* _WRITTEN INSTRUCTION_
Collect the lines of the entries where "всіх" shows up.
*** ENTRIES SUPPLIED
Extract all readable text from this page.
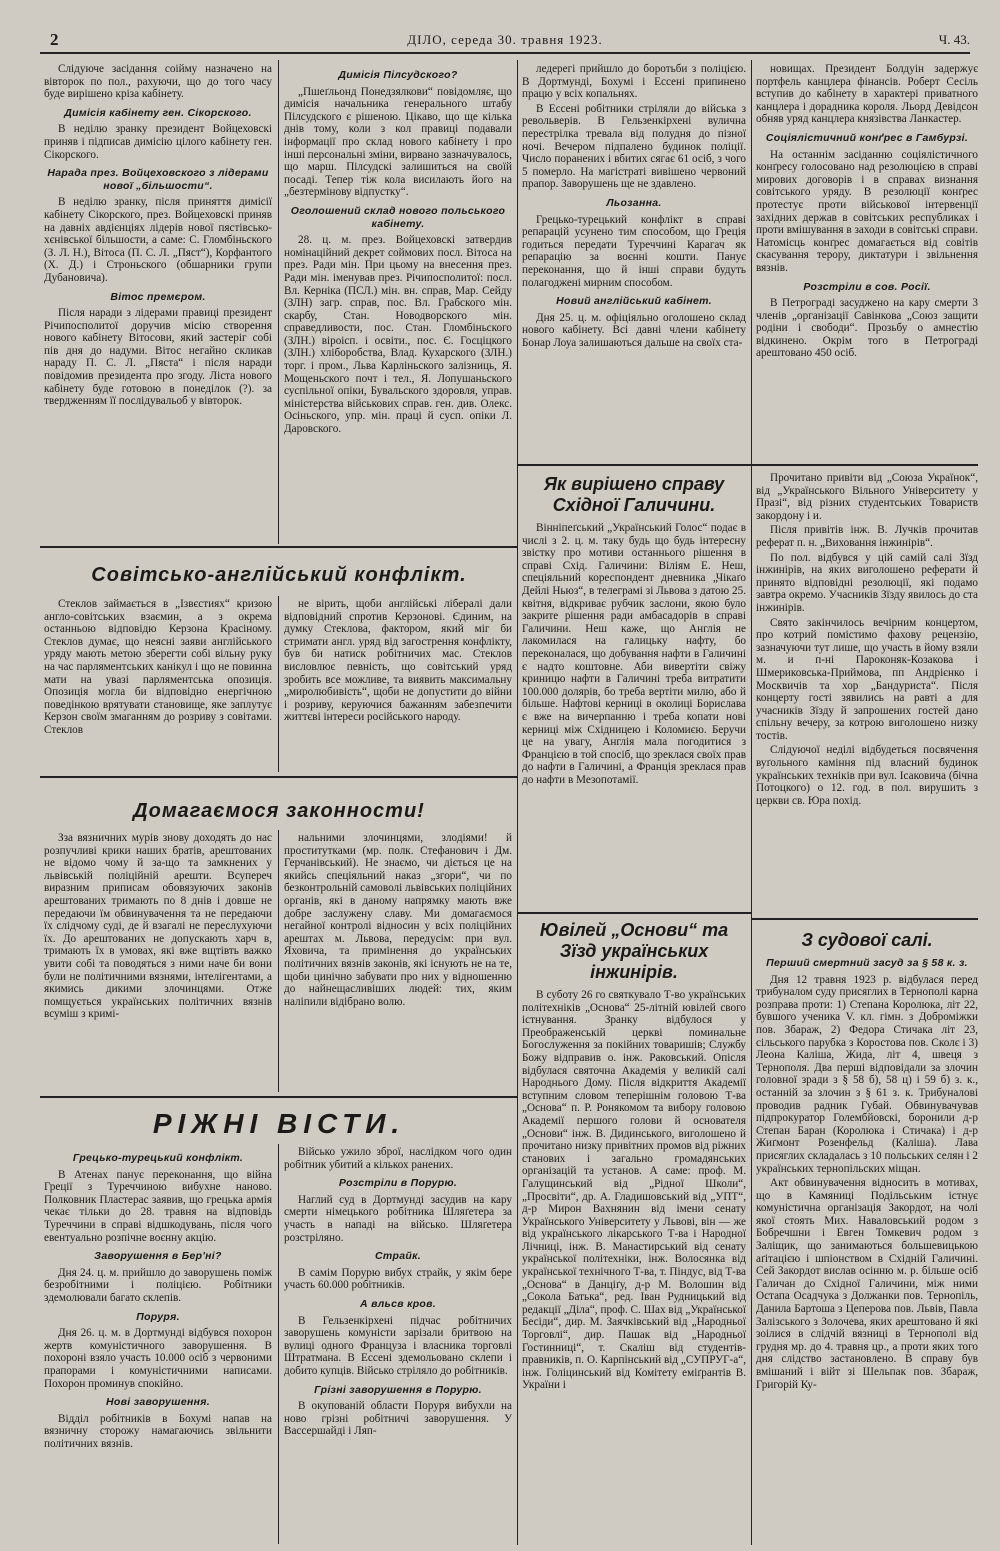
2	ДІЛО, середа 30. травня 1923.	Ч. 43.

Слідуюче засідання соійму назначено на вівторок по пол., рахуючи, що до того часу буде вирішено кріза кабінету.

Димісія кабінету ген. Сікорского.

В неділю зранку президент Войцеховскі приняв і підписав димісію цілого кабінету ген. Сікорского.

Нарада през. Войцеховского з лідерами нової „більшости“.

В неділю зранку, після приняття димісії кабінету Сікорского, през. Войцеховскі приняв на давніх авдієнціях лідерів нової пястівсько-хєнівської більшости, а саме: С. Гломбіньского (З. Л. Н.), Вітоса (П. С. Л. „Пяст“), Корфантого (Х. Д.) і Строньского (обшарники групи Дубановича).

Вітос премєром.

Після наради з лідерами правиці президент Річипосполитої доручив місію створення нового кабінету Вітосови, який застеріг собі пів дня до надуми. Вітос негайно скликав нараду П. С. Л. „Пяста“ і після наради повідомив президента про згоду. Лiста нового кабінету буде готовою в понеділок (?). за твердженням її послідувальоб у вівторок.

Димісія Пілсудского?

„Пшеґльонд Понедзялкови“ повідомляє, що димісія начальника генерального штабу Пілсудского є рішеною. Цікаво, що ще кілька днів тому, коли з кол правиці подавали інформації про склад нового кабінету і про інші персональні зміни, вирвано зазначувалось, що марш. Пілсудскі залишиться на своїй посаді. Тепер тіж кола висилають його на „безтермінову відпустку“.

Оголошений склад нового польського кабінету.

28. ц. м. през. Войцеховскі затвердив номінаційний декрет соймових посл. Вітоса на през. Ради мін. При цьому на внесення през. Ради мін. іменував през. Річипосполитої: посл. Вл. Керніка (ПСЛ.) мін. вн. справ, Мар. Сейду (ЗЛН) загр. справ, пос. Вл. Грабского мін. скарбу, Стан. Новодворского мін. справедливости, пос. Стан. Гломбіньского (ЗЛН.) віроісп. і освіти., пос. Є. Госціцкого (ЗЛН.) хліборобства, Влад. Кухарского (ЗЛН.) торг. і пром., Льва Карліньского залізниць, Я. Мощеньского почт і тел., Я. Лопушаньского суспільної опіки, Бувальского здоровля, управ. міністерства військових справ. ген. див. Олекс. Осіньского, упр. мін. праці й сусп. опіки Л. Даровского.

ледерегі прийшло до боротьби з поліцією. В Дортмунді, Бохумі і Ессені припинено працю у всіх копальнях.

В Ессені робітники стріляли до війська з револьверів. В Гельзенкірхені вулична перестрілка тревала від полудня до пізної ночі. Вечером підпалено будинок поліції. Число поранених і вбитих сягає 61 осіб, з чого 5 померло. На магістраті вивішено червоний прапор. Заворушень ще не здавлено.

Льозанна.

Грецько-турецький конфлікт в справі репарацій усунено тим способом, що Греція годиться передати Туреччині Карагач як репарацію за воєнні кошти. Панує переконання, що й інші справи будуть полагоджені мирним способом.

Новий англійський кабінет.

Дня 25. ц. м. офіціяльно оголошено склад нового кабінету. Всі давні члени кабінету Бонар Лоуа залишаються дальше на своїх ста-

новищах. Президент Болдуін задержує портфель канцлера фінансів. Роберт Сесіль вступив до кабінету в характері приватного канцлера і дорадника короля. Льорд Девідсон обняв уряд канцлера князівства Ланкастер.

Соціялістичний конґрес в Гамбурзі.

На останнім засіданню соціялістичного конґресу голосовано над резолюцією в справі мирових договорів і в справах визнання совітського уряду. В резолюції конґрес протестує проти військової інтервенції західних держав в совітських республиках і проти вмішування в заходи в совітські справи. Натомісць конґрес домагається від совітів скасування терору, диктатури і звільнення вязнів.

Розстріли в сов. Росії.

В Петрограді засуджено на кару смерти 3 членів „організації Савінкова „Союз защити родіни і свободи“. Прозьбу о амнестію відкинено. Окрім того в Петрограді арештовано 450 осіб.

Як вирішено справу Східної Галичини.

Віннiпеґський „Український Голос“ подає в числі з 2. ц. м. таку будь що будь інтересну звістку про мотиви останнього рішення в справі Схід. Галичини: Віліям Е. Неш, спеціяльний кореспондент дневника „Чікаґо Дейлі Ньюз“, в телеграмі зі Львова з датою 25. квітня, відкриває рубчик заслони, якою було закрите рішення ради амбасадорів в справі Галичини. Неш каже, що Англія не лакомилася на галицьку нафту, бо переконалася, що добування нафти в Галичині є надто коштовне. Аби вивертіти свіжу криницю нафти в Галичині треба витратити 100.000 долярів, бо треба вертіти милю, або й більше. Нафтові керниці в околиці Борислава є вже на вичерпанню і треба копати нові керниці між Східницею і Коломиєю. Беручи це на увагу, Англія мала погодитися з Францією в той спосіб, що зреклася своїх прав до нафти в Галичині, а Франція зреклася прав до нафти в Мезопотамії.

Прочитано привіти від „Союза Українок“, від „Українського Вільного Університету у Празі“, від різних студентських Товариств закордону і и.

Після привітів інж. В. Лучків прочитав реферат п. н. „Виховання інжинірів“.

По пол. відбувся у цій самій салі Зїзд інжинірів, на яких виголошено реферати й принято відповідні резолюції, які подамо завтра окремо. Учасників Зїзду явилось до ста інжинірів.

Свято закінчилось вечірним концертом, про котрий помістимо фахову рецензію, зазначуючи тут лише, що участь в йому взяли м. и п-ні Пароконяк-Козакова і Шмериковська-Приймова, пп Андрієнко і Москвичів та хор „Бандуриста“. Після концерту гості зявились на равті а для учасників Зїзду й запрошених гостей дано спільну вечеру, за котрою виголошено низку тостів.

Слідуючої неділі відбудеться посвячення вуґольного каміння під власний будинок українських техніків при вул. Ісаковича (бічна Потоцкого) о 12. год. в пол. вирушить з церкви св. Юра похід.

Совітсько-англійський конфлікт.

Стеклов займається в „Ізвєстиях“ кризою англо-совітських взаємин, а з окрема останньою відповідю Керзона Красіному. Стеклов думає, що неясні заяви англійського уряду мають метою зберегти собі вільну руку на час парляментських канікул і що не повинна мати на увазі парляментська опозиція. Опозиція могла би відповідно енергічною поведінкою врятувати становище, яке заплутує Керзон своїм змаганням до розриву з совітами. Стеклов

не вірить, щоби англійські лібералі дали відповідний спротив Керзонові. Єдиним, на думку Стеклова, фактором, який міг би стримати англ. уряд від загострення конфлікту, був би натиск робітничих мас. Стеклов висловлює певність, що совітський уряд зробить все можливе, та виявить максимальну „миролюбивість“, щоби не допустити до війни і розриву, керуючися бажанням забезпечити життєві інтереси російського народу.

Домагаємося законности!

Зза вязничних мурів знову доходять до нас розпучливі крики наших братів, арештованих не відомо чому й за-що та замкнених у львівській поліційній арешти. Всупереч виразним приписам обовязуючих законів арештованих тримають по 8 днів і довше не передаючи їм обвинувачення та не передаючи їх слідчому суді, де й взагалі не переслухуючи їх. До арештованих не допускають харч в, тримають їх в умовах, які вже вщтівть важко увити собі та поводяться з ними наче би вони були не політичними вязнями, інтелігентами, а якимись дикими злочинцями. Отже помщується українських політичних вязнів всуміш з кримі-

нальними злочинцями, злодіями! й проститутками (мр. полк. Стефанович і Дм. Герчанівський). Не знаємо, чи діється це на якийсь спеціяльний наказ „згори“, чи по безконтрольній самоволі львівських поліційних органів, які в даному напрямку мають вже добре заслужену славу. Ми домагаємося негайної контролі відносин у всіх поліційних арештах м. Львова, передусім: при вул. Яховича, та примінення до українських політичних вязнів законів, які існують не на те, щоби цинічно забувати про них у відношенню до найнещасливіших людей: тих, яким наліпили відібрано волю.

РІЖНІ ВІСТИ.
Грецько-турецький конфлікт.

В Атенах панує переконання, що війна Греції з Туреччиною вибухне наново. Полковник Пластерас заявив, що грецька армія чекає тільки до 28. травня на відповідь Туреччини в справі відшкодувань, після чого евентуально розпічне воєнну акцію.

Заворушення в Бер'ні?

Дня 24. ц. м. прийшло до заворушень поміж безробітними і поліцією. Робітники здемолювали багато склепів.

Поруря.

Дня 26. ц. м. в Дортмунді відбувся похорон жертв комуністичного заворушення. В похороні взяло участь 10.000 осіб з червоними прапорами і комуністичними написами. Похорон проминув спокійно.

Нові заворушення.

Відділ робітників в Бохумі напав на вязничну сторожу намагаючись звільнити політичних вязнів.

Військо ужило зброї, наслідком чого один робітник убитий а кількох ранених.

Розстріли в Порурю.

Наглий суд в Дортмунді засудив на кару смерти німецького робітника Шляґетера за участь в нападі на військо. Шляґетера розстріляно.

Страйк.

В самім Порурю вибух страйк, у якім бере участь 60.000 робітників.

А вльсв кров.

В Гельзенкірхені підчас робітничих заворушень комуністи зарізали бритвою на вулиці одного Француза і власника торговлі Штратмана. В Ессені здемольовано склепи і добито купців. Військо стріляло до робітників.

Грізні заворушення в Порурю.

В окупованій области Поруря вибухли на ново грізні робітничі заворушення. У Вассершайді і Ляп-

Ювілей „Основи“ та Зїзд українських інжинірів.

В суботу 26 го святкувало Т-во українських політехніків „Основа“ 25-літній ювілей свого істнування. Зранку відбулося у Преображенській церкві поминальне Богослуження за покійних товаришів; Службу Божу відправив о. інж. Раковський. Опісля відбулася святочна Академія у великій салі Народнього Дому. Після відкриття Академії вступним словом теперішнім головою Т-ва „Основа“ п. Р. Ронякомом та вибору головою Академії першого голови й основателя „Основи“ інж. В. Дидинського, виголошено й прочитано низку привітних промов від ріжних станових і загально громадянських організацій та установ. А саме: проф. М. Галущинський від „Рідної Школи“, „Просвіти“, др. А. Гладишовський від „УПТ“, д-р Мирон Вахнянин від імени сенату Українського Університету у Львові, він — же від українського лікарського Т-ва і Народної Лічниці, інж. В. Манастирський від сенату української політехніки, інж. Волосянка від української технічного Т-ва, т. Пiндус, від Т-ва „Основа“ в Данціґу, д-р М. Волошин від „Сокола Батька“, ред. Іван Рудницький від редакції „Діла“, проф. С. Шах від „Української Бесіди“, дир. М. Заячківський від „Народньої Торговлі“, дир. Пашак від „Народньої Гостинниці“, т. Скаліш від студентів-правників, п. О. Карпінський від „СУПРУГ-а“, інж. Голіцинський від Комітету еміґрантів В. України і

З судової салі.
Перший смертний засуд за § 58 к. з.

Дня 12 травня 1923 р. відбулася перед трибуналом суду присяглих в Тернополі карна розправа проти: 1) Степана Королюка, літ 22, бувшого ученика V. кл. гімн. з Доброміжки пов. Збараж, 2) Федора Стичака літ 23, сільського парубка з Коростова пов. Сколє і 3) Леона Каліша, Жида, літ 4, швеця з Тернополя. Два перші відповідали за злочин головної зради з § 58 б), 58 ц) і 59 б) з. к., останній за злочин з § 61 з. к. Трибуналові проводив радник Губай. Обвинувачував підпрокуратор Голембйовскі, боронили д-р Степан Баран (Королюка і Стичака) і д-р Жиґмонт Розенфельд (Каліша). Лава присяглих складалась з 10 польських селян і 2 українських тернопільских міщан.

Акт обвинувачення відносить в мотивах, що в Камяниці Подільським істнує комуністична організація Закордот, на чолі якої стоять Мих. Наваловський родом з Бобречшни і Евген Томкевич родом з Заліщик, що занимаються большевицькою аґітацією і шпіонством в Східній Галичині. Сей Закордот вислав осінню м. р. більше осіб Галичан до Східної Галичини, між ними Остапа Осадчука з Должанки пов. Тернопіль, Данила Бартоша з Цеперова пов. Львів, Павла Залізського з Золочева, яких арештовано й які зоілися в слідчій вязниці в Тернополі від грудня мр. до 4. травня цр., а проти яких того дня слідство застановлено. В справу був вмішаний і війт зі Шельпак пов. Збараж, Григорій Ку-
******
* _EXERCISE ANSWER_
ледерегі прийшло до боротьби з поліцією. В Дортмунді, Бохумі і Ессені припинено працю у всіх копальнях.
нальними злочинцями, злодіями! й проститутками (мр. полк. Стефанович і Дм. Герчанівський). Не знаємо, чи діється це на якийсь спеціяльний наказ „згори“, чи по безконтрольній самоволі львівських поліційних органів, які в даному напрямку мають вже добре заслужену славу. Ми домагаємося негайної контролі відносин у всіх поліційних арештах м. Львова, передусім: при вул. Яховича, та примінення до українських політичних вязнів законів, які існують не на те, щоби цинічно забувати про них у відношенню до найнещасливіших людей: тих, яким наліпили відібрано волю.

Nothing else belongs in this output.